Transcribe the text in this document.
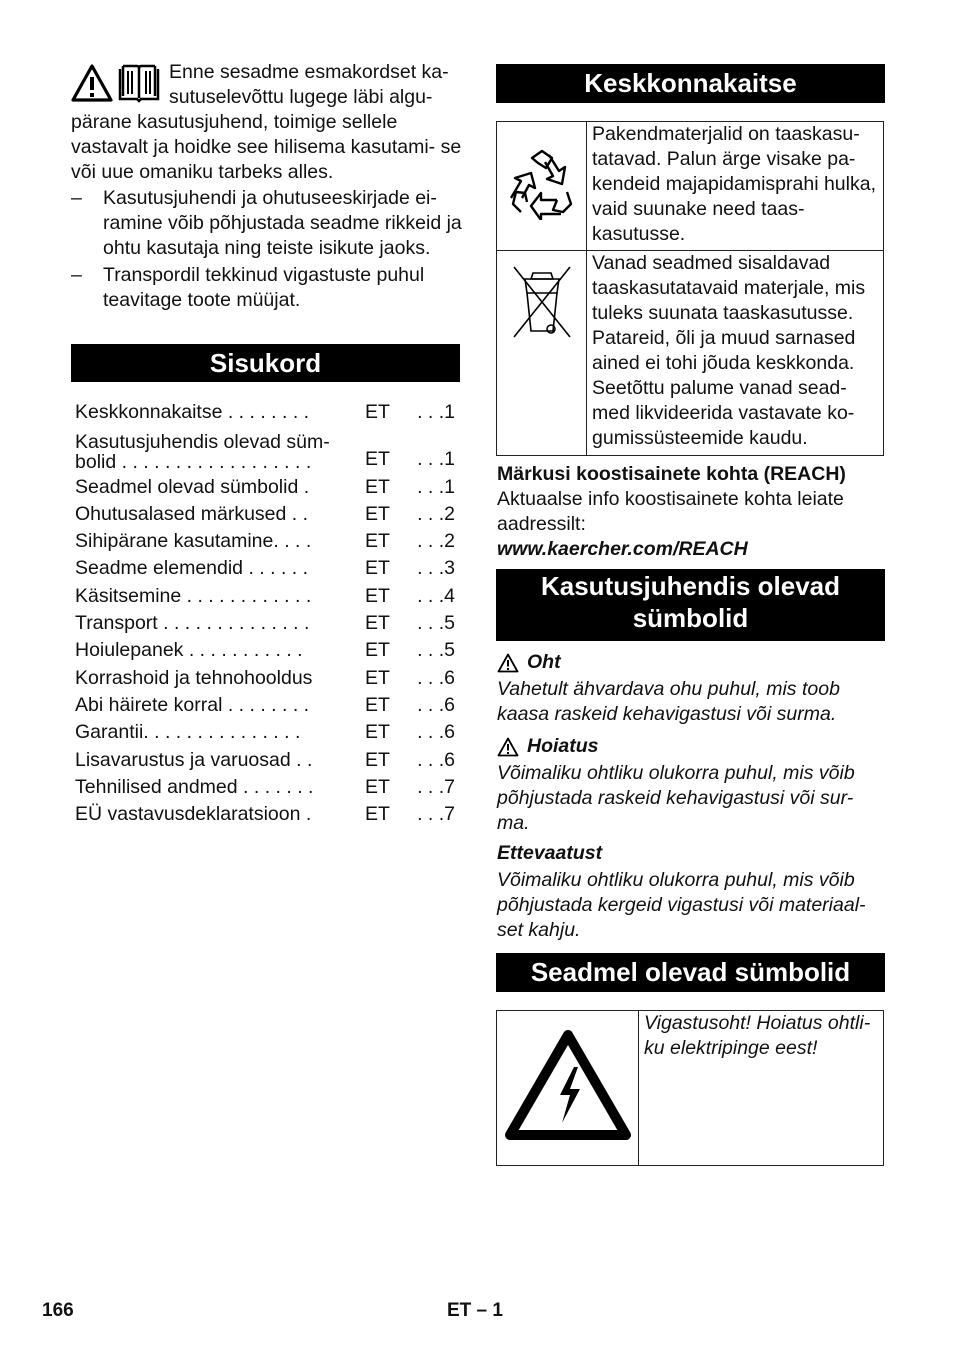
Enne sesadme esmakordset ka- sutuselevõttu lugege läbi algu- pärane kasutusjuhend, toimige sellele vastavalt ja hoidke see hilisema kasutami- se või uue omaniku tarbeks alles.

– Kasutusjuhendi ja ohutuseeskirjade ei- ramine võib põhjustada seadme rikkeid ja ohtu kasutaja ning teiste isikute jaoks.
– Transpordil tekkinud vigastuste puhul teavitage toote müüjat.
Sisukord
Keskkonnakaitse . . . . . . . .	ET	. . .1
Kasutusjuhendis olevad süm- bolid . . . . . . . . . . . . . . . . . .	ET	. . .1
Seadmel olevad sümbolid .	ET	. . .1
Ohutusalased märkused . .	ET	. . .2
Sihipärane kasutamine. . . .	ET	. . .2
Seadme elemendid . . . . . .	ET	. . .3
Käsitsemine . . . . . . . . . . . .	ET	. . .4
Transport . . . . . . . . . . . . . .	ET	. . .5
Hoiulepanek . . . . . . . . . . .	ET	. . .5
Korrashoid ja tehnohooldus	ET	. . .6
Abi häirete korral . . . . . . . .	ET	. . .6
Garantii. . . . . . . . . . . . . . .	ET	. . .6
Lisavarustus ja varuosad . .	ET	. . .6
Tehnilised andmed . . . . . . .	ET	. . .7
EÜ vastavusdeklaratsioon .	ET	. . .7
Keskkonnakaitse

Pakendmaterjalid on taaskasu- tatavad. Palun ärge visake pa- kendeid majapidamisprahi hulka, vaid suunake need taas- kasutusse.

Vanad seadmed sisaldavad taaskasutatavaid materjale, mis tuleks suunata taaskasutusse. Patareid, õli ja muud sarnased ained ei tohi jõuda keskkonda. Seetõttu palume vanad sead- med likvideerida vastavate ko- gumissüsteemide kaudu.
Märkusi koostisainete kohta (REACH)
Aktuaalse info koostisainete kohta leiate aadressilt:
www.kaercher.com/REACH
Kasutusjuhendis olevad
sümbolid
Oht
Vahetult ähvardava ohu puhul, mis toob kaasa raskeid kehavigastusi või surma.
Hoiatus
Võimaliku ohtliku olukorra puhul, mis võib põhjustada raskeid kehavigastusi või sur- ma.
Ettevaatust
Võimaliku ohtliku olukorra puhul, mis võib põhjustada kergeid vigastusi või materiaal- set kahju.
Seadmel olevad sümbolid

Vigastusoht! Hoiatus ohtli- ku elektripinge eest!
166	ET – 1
:::::
Exercise goal
Reproduce each line exactly as it appears, omitting the pictures.

Reply
Transcribe the text in this document.
Enne sesadme esmakordset ka- sutuselevõttu lugege läbi algu- pärane kasutusjuhend, toimige sellele vastavalt ja hoidke see hilisema kasutami- se või uue omaniku tarbeks alles.

– Kasutusjuhendi ja ohutuseeskirjade ei- ramine võib põhjustada seadme rikkeid ja ohtu kasutaja ning teiste isikute jaoks.
– Transpordil tekkinud vigastuste puhul teavitage toote müüjat.
Sisukord
Keskkonnakaitse . . . . . . . .	ET	. . .1
Kasutusjuhendis olevad süm- bolid . . . . . . . . . . . . . . . . . .	ET	. . .1
Seadmel olevad sümbolid .	ET	. . .1
Ohutusalased märkused . .	ET	. . .2
Sihipärane kasutamine. . . .	ET	. . .2
Seadme elemendid . . . . . .	ET	. . .3
Käsitsemine . . . . . . . . . . . .	ET	. . .4
Transport . . . . . . . . . . . . . .	ET	. . .5
Hoiulepanek . . . . . . . . . . .	ET	. . .5
Korrashoid ja tehnohooldus	ET	. . .6
Abi häirete korral . . . . . . . .	ET	. . .6
Garantii. . . . . . . . . . . . . . .	ET	. . .6
Lisavarustus ja varuosad . .	ET	. . .6
Tehnilised andmed . . . . . . .	ET	. . .7
EÜ vastavusdeklaratsioon .	ET	. . .7
Keskkonnakaitse

Pakendmaterjalid on taaskasu- tatavad. Palun ärge visake pa- kendeid majapidamisprahi hulka, vaid suunake need taas- kasutusse.

Vanad seadmed sisaldavad taaskasutatavaid materjale, mis tuleks suunata taaskasutusse. Patareid, õli ja muud sarnased ained ei tohi jõuda keskkonda. Seetõttu palume vanad sead- med likvideerida vastavate ko- gumissüsteemide kaudu.
Märkusi koostisainete kohta (REACH)
Aktuaalse info koostisainete kohta leiate aadressilt:
www.kaercher.com/REACH
Kasutusjuhendis olevad
sümbolid
Oht
Vahetult ähvardava ohu puhul, mis toob kaasa raskeid kehavigastusi või surma.
Hoiatus
Võimaliku ohtliku olukorra puhul, mis võib põhjustada raskeid kehavigastusi või sur- ma.
Ettevaatust
Võimaliku ohtliku olukorra puhul, mis võib põhjustada kergeid vigastusi või materiaal- set kahju.
Seadmel olevad sümbolid

Vigastusoht! Hoiatus ohtli- ku elektripinge eest!
166	ET – 1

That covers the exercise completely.